Please write the listing below out again exactly, leaving every picture behind.

RECORD EXCERPTS:
● ● ● ● ● ● ●

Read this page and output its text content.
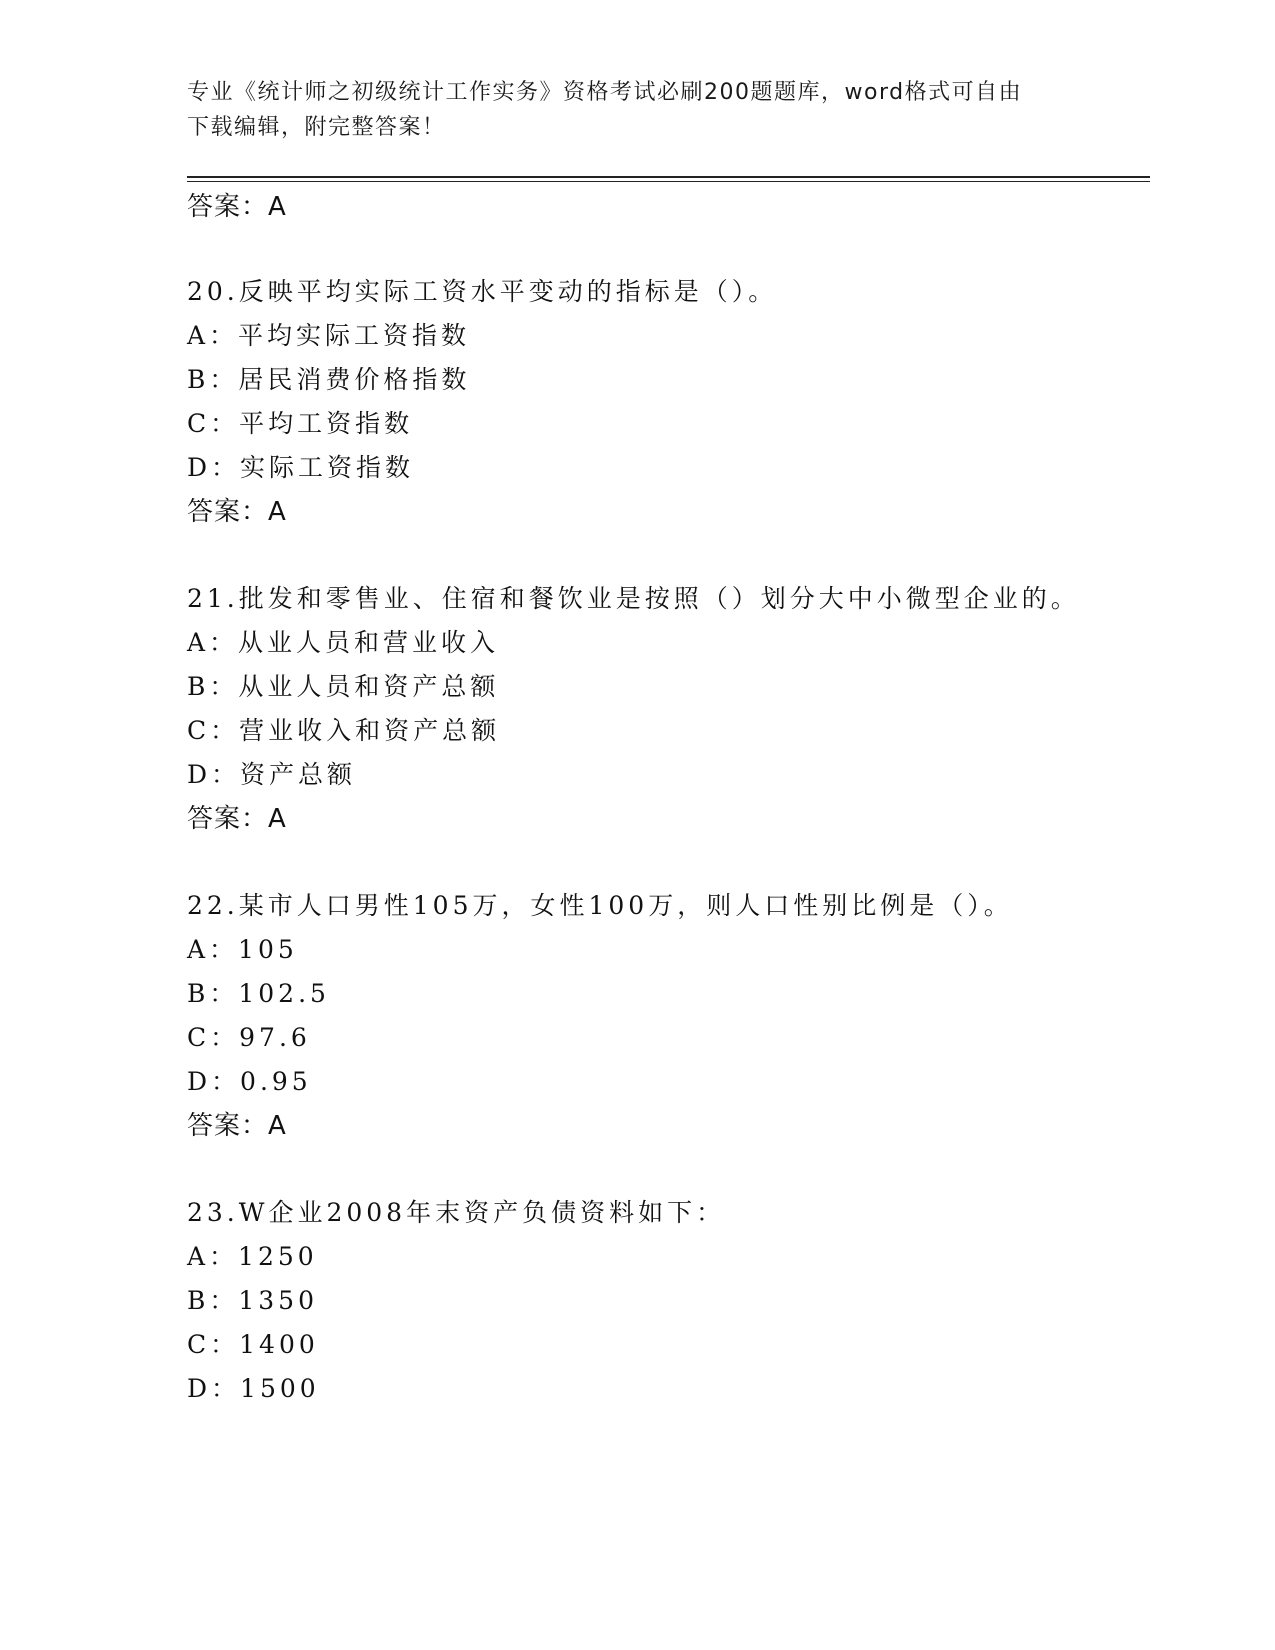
专业《统计师之初级统计工作实务》资格考试必刷200题题库，word格式可自由
下载编辑，附完整答案！
答案：A
20.反映平均实际工资水平变动的指标是（）。
A：平均实际工资指数
B：居民消费价格指数
C：平均工资指数
D：实际工资指数
答案：A
21.批发和零售业、住宿和餐饮业是按照（）划分大中小微型企业的。
A：从业人员和营业收入
B：从业人员和资产总额
C：营业收入和资产总额
D：资产总额
答案：A
22.某市人口男性105万，女性100万，则人口性别比例是（）。
A：105
B：102.5
C：97.6
D：0.95
答案：A
23.W企业2008年末资产负债资料如下：
A：1250
B：1350
C：1400
D：1500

● ● ● ● ● ● ●

COMPLETED TASK:
Read this page and output its text content.
专业《统计师之初级统计工作实务》资格考试必刷200题题库，word格式可自由
下载编辑，附完整答案！
答案：A
20.反映平均实际工资水平变动的指标是（）。
A：平均实际工资指数
B：居民消费价格指数
C：平均工资指数
D：实际工资指数
答案：A
21.批发和零售业、住宿和餐饮业是按照（）划分大中小微型企业的。
A：从业人员和营业收入
B：从业人员和资产总额
C：营业收入和资产总额
D：资产总额
答案：A
22.某市人口男性105万，女性100万，则人口性别比例是（）。
A：105
B：102.5
C：97.6
D：0.95
答案：A
23.W企业2008年末资产负债资料如下：
A：1250
B：1350
C：1400
D：1500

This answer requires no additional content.